• _DIRECTIONS_: Give the number of lines in the data that hold the word "Scaled", and nothing else.

(Data extracted from a collection)
▬▬▬▬▬▬

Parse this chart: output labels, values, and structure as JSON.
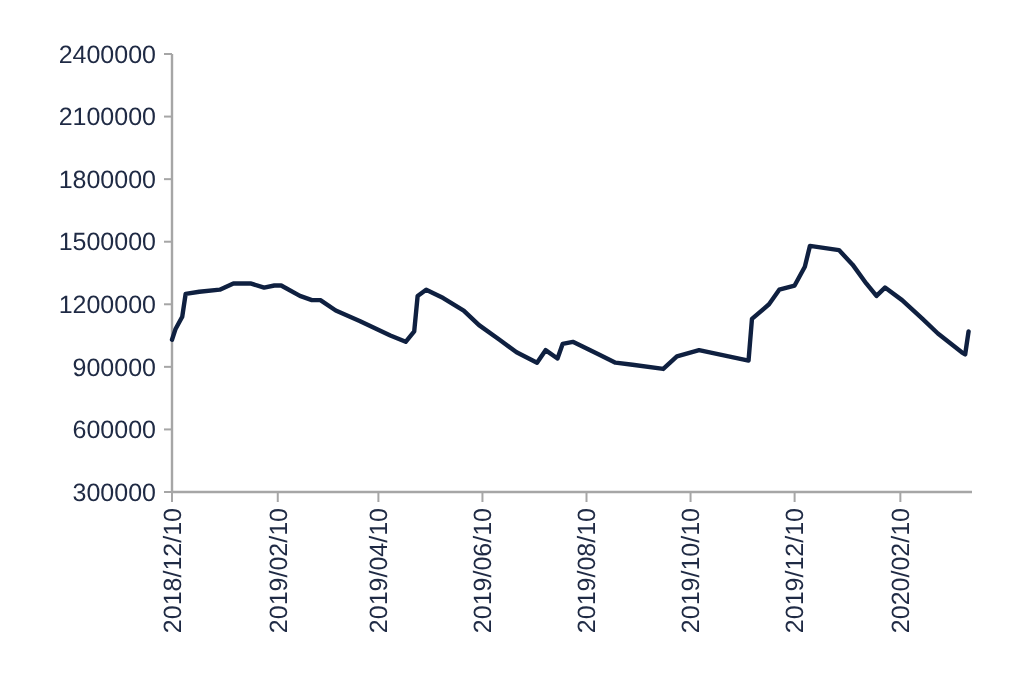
{
  "chart_data": {
    "type": "line",
    "color": "#0f2040",
    "x": [
      "2018-12-10",
      "2018-12-12",
      "2018-12-16",
      "2018-12-18",
      "2018-12-26",
      "2019-01-07",
      "2019-01-15",
      "2019-01-25",
      "2019-02-02",
      "2019-02-08",
      "2019-02-12",
      "2019-02-23",
      "2019-03-02",
      "2019-03-07",
      "2019-03-16",
      "2019-03-30",
      "2019-04-17",
      "2019-04-26",
      "2019-05-01",
      "2019-05-03",
      "2019-05-08",
      "2019-05-18",
      "2019-05-30",
      "2019-06-08",
      "2019-06-20",
      "2019-06-30",
      "2019-07-12",
      "2019-07-17",
      "2019-07-24",
      "2019-07-27",
      "2019-08-02",
      "2019-08-17",
      "2019-08-27",
      "2019-09-06",
      "2019-09-24",
      "2019-10-02",
      "2019-10-15",
      "2019-11-13",
      "2019-11-15",
      "2019-11-25",
      "2019-12-01",
      "2019-12-10",
      "2019-12-16",
      "2019-12-19",
      "2020-01-05",
      "2020-01-13",
      "2020-01-21",
      "2020-01-27",
      "2020-02-01",
      "2020-02-11",
      "2020-02-23",
      "2020-03-03",
      "2020-03-17",
      "2020-03-19",
      "2020-03-21"
    ],
    "values": [
      1030000,
      1080000,
      1140000,
      1250000,
      1260000,
      1270000,
      1300000,
      1300000,
      1280000,
      1290000,
      1290000,
      1240000,
      1220000,
      1220000,
      1170000,
      1120000,
      1050000,
      1020000,
      1070000,
      1240000,
      1270000,
      1230000,
      1170000,
      1100000,
      1030000,
      970000,
      920000,
      980000,
      940000,
      1010000,
      1020000,
      960000,
      920000,
      910000,
      890000,
      950000,
      980000,
      930000,
      1130000,
      1200000,
      1270000,
      1290000,
      1380000,
      1480000,
      1460000,
      1390000,
      1300000,
      1240000,
      1280000,
      1220000,
      1130000,
      1060000,
      970000,
      960000,
      1070000
    ],
    "xlim": [
      "2018-12-10",
      "2020-03-23"
    ],
    "xticks": [
      {
        "value": "2018-12-10",
        "label": "2018/12/10"
      },
      {
        "value": "2019-02-10",
        "label": "2019/02/10"
      },
      {
        "value": "2019-04-10",
        "label": "2019/04/10"
      },
      {
        "value": "2019-06-10",
        "label": "2019/06/10"
      },
      {
        "value": "2019-08-10",
        "label": "2019/08/10"
      },
      {
        "value": "2019-10-10",
        "label": "2019/10/10"
      },
      {
        "value": "2019-12-10",
        "label": "2019/12/10"
      },
      {
        "value": "2020-02-10",
        "label": "2020/02/10"
      }
    ],
    "ylim": [
      300000,
      2400000
    ],
    "yticks": [
      300000,
      600000,
      900000,
      1200000,
      1500000,
      1800000,
      2100000,
      2400000
    ],
    "grid": false,
    "marker": "none",
    "line_style": "solid"
  }
}
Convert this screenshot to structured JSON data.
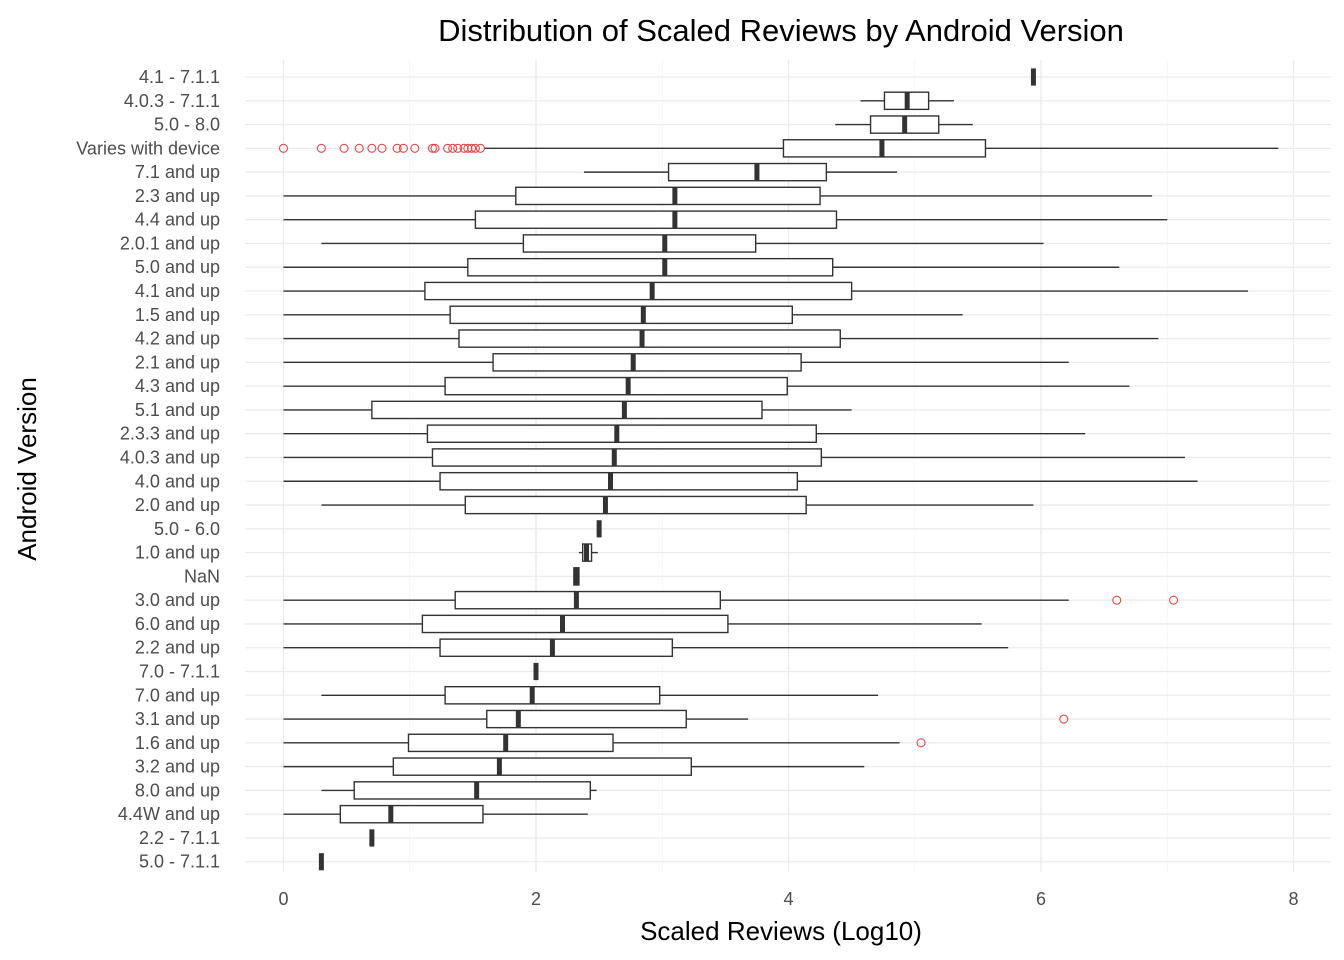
{
  "colors": {
    "outlier": "#e8474a",
    "box": "#333333",
    "grid": "#ebebeb",
    "tick_text": "#4d4d4d"
  },
  "chart_data": {
    "type": "boxplot",
    "orientation": "horizontal",
    "title": "Distribution of Scaled Reviews by Android Version",
    "xlabel": "Scaled Reviews (Log10)",
    "ylabel": "Android Version",
    "xlim": [
      -0.3,
      8.2
    ],
    "xticks": [
      0,
      2,
      4,
      6,
      8
    ],
    "grid": true,
    "categories": [
      {
        "name": "4.1 - 7.1.1",
        "min": 5.94,
        "q1": 5.94,
        "median": 5.94,
        "q3": 5.94,
        "max": 5.94,
        "outliers": []
      },
      {
        "name": "4.0.3 - 7.1.1",
        "min": 4.57,
        "q1": 4.76,
        "median": 4.94,
        "q3": 5.11,
        "max": 5.31,
        "outliers": []
      },
      {
        "name": "5.0 - 8.0",
        "min": 4.37,
        "q1": 4.65,
        "median": 4.92,
        "q3": 5.19,
        "max": 5.46,
        "outliers": []
      },
      {
        "name": "Varies with device",
        "min": 1.59,
        "q1": 3.96,
        "median": 4.74,
        "q3": 5.56,
        "max": 7.88,
        "outliers": [
          0,
          0.3,
          0.48,
          0.6,
          0.7,
          0.78,
          0.9,
          0.95,
          1.04,
          1.18,
          1.2,
          1.3,
          1.34,
          1.38,
          1.43,
          1.46,
          1.49,
          1.52,
          1.56
        ]
      },
      {
        "name": "7.1 and up",
        "min": 2.38,
        "q1": 3.05,
        "median": 3.75,
        "q3": 4.3,
        "max": 4.86,
        "outliers": []
      },
      {
        "name": "2.3 and up",
        "min": 0,
        "q1": 1.84,
        "median": 3.1,
        "q3": 4.25,
        "max": 6.88,
        "outliers": []
      },
      {
        "name": "4.4 and up",
        "min": 0,
        "q1": 1.52,
        "median": 3.1,
        "q3": 4.38,
        "max": 7.0,
        "outliers": []
      },
      {
        "name": "2.0.1 and up",
        "min": 0.3,
        "q1": 1.9,
        "median": 3.02,
        "q3": 3.74,
        "max": 6.02,
        "outliers": []
      },
      {
        "name": "5.0 and up",
        "min": 0,
        "q1": 1.46,
        "median": 3.02,
        "q3": 4.35,
        "max": 6.62,
        "outliers": []
      },
      {
        "name": "4.1 and up",
        "min": 0,
        "q1": 1.12,
        "median": 2.92,
        "q3": 4.5,
        "max": 7.64,
        "outliers": []
      },
      {
        "name": "1.5 and up",
        "min": 0,
        "q1": 1.32,
        "median": 2.85,
        "q3": 4.03,
        "max": 5.38,
        "outliers": []
      },
      {
        "name": "4.2 and up",
        "min": 0,
        "q1": 1.39,
        "median": 2.84,
        "q3": 4.41,
        "max": 6.93,
        "outliers": []
      },
      {
        "name": "2.1 and up",
        "min": 0,
        "q1": 1.66,
        "median": 2.77,
        "q3": 4.1,
        "max": 6.22,
        "outliers": []
      },
      {
        "name": "4.3 and up",
        "min": 0,
        "q1": 1.28,
        "median": 2.73,
        "q3": 3.99,
        "max": 6.7,
        "outliers": []
      },
      {
        "name": "5.1 and up",
        "min": 0,
        "q1": 0.7,
        "median": 2.7,
        "q3": 3.79,
        "max": 4.5,
        "outliers": []
      },
      {
        "name": "2.3.3 and up",
        "min": 0,
        "q1": 1.14,
        "median": 2.64,
        "q3": 4.22,
        "max": 6.35,
        "outliers": []
      },
      {
        "name": "4.0.3 and up",
        "min": 0,
        "q1": 1.18,
        "median": 2.62,
        "q3": 4.26,
        "max": 7.14,
        "outliers": []
      },
      {
        "name": "4.0 and up",
        "min": 0,
        "q1": 1.24,
        "median": 2.59,
        "q3": 4.07,
        "max": 7.24,
        "outliers": []
      },
      {
        "name": "2.0 and up",
        "min": 0.3,
        "q1": 1.44,
        "median": 2.55,
        "q3": 4.14,
        "max": 5.94,
        "outliers": []
      },
      {
        "name": "5.0 - 6.0",
        "min": 2.5,
        "q1": 2.5,
        "median": 2.5,
        "q3": 2.5,
        "max": 2.5,
        "outliers": []
      },
      {
        "name": "1.0 and up",
        "min": 2.34,
        "q1": 2.37,
        "median": 2.4,
        "q3": 2.44,
        "max": 2.49,
        "outliers": []
      },
      {
        "name": "NaN",
        "min": 2.3,
        "q1": 2.3,
        "median": 2.32,
        "q3": 2.34,
        "max": 2.34,
        "outliers": []
      },
      {
        "name": "3.0 and up",
        "min": 0,
        "q1": 1.36,
        "median": 2.32,
        "q3": 3.46,
        "max": 6.22,
        "outliers": [
          6.6,
          7.05
        ]
      },
      {
        "name": "6.0 and up",
        "min": 0,
        "q1": 1.1,
        "median": 2.21,
        "q3": 3.52,
        "max": 5.53,
        "outliers": []
      },
      {
        "name": "2.2 and up",
        "min": 0,
        "q1": 1.24,
        "median": 2.13,
        "q3": 3.08,
        "max": 5.74,
        "outliers": []
      },
      {
        "name": "7.0 - 7.1.1",
        "min": 2.0,
        "q1": 2.0,
        "median": 2.0,
        "q3": 2.0,
        "max": 2.0,
        "outliers": []
      },
      {
        "name": "7.0 and up",
        "min": 0.3,
        "q1": 1.28,
        "median": 1.97,
        "q3": 2.98,
        "max": 4.71,
        "outliers": []
      },
      {
        "name": "3.1 and up",
        "min": 0,
        "q1": 1.61,
        "median": 1.86,
        "q3": 3.19,
        "max": 3.68,
        "outliers": [
          6.18
        ]
      },
      {
        "name": "1.6 and up",
        "min": 0,
        "q1": 0.99,
        "median": 1.76,
        "q3": 2.61,
        "max": 4.88,
        "outliers": [
          5.05
        ]
      },
      {
        "name": "3.2 and up",
        "min": 0,
        "q1": 0.87,
        "median": 1.71,
        "q3": 3.23,
        "max": 4.6,
        "outliers": []
      },
      {
        "name": "8.0 and up",
        "min": 0.3,
        "q1": 0.56,
        "median": 1.53,
        "q3": 2.43,
        "max": 2.48,
        "outliers": []
      },
      {
        "name": "4.4W and up",
        "min": 0,
        "q1": 0.45,
        "median": 0.85,
        "q3": 1.58,
        "max": 2.41,
        "outliers": []
      },
      {
        "name": "2.2 - 7.1.1",
        "min": 0.7,
        "q1": 0.7,
        "median": 0.7,
        "q3": 0.7,
        "max": 0.7,
        "outliers": []
      },
      {
        "name": "5.0 - 7.1.1",
        "min": 0.3,
        "q1": 0.3,
        "median": 0.3,
        "q3": 0.3,
        "max": 0.3,
        "outliers": []
      }
    ]
  }
}
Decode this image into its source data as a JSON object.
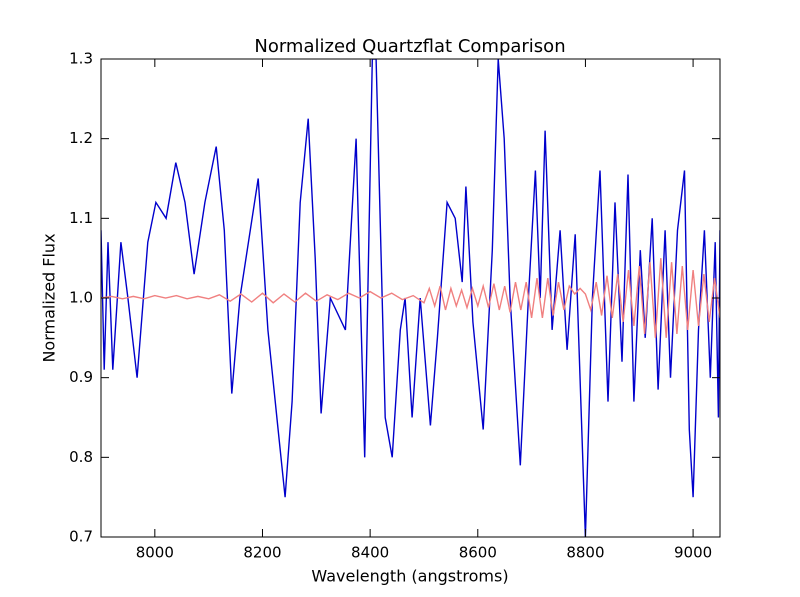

▬▬▬▬▬▬

• _RESULT BELOW_: 2